**WHAT YOU SHOULD DO:**
Can you set down the listing below word for word, starting at its first line and continuing through the line containing "menu-how-do-i[interactable]: How do", with both included?

Spatial layout data:
++++
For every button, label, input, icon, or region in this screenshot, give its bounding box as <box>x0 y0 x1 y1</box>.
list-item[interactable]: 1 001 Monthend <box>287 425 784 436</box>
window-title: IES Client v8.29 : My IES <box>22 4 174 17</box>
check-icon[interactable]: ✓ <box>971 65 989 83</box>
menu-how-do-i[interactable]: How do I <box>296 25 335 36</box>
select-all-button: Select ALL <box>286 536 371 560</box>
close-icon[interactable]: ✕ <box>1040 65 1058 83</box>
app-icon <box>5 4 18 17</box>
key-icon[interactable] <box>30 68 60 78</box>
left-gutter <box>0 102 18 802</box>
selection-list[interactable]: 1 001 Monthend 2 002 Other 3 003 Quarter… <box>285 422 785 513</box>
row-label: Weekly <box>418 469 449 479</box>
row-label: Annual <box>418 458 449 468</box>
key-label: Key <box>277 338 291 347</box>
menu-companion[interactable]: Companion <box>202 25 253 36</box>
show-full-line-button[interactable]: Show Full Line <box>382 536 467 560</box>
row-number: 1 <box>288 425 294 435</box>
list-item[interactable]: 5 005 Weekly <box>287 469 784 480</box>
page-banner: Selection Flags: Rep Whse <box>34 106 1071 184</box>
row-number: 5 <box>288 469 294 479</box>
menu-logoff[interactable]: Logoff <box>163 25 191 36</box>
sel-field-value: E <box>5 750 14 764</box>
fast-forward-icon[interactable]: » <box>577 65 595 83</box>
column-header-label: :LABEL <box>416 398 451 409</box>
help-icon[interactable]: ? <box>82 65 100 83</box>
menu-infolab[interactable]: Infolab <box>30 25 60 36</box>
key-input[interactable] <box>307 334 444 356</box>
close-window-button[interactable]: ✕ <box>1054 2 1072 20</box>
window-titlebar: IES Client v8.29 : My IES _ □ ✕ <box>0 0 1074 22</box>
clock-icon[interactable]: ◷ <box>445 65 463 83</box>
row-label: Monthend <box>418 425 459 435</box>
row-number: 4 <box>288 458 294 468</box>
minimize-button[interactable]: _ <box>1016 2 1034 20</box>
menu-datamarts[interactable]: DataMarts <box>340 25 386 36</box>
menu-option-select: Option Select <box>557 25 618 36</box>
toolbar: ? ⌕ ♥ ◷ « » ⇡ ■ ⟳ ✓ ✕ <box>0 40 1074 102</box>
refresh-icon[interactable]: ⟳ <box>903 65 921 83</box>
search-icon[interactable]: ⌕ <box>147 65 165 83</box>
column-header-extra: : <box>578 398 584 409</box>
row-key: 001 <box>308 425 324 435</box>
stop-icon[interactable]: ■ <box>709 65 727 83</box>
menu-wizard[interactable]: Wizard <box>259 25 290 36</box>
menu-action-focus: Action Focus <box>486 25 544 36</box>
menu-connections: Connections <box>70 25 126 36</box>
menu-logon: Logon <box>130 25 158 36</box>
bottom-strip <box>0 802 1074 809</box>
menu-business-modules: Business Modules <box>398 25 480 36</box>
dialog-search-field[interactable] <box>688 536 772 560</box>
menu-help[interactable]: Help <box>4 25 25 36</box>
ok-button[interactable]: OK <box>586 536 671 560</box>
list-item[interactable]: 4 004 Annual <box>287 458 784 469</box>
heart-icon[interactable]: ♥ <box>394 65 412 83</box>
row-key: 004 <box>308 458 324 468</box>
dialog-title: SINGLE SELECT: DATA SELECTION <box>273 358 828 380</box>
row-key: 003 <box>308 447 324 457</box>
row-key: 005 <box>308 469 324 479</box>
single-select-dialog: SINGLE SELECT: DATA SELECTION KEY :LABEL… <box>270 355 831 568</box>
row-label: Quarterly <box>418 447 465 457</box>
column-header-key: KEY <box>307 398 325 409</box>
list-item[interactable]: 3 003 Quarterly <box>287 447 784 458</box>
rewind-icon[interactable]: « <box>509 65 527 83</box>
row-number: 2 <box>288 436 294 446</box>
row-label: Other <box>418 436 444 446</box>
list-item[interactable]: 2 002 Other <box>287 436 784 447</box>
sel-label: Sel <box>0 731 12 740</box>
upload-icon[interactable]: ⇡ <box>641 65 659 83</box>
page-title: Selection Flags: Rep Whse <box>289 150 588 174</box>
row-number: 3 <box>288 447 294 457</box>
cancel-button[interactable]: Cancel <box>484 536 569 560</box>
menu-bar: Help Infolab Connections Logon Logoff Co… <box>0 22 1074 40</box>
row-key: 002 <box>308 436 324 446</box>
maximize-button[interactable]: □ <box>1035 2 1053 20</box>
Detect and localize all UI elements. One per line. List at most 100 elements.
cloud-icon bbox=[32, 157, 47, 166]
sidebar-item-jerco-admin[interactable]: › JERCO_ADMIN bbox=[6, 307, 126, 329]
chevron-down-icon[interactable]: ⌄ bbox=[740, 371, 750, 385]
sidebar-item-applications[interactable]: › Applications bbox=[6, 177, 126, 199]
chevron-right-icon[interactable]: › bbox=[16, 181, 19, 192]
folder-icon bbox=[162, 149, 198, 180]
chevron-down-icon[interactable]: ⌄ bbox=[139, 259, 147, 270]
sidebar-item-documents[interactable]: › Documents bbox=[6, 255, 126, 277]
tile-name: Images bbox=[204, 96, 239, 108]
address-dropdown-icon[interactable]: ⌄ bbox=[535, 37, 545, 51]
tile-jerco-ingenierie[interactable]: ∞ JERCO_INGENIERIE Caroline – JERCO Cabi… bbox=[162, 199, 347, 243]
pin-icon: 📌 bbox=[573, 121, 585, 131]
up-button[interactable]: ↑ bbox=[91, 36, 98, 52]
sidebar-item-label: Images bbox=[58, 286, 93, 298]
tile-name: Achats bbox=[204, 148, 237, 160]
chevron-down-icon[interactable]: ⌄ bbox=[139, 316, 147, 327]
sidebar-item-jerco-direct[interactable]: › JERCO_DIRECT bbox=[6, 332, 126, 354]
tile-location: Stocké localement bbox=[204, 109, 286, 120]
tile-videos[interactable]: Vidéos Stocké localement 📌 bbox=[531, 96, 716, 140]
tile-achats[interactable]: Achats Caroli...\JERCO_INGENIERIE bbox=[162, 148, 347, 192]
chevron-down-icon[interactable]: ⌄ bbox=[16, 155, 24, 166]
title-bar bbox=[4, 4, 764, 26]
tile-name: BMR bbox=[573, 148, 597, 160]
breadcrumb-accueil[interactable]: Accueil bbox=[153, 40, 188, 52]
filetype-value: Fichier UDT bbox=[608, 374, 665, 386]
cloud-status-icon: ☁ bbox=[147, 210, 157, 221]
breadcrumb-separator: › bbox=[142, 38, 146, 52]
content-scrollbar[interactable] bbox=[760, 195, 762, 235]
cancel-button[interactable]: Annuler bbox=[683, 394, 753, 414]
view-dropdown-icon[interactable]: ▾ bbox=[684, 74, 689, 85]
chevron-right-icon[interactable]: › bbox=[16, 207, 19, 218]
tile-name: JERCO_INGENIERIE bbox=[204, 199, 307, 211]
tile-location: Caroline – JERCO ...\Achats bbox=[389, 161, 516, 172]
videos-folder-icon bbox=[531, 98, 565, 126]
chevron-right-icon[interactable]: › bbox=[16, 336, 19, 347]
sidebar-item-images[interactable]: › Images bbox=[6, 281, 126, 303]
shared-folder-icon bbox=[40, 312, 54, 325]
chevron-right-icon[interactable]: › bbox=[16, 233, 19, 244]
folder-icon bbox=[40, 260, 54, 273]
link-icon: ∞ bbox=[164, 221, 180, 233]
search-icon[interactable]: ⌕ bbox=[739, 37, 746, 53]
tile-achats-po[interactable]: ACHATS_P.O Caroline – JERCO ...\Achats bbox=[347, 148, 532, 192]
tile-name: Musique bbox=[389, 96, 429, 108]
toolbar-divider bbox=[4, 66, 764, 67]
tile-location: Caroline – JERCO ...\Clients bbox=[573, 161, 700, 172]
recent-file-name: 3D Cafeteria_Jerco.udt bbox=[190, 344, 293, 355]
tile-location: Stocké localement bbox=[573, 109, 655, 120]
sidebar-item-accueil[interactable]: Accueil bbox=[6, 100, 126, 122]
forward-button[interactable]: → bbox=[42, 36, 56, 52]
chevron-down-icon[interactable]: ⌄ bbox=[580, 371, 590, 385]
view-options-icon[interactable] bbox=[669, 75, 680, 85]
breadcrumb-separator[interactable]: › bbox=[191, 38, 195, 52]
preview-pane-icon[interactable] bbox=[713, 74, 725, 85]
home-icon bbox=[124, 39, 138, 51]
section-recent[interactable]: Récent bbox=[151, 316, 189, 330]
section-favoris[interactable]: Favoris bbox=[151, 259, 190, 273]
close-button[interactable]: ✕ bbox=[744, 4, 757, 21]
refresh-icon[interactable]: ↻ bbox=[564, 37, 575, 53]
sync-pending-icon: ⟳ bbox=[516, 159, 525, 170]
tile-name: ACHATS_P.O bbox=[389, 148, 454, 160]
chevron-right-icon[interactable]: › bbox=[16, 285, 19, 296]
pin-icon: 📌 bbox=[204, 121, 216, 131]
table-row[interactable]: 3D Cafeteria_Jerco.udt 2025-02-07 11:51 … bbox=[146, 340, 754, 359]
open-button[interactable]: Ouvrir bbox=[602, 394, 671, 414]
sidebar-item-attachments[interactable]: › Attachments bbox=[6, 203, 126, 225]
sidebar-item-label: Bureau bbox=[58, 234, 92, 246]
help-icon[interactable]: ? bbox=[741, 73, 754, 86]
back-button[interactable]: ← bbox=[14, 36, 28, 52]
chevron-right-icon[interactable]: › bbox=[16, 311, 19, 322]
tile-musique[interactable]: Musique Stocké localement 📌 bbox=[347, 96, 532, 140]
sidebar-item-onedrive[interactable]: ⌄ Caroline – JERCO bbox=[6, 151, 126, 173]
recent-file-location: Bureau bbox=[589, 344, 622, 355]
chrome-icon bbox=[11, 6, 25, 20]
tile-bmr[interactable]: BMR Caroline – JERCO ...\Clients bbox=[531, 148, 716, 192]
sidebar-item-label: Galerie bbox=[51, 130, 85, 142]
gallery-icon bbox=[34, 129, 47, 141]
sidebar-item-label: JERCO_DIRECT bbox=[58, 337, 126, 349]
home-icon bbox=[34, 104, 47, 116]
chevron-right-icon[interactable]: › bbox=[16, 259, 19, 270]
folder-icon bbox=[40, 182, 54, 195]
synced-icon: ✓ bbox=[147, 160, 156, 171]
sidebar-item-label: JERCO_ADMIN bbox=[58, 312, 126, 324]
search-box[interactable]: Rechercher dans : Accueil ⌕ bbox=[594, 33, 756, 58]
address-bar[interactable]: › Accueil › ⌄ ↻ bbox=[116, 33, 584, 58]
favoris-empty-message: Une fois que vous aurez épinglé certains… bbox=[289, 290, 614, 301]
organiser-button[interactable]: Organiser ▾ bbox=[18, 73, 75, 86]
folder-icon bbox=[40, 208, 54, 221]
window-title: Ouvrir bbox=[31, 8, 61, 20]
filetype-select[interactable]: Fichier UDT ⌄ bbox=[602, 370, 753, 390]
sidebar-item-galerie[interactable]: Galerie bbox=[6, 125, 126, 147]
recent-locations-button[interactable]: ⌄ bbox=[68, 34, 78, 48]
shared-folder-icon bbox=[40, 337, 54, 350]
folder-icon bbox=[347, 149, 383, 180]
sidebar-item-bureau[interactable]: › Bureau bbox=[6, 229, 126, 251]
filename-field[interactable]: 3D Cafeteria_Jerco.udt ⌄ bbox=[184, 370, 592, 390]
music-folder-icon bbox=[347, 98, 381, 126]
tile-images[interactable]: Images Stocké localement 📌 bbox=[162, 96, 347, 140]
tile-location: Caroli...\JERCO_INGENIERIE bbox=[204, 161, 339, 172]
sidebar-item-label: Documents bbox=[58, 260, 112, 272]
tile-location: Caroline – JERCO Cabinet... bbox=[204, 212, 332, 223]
++++
**TASK SOLUTION:**
For every button, label, input, icon, or region in this screenshot, give its bounding box as <box>x0 y0 x1 y1</box>.
list-item[interactable]: 1 001 Monthend <box>287 425 784 436</box>
window-title: IES Client v8.29 : My IES <box>22 4 174 17</box>
check-icon[interactable]: ✓ <box>971 65 989 83</box>
menu-how-do-i[interactable]: How do I <box>296 25 335 36</box>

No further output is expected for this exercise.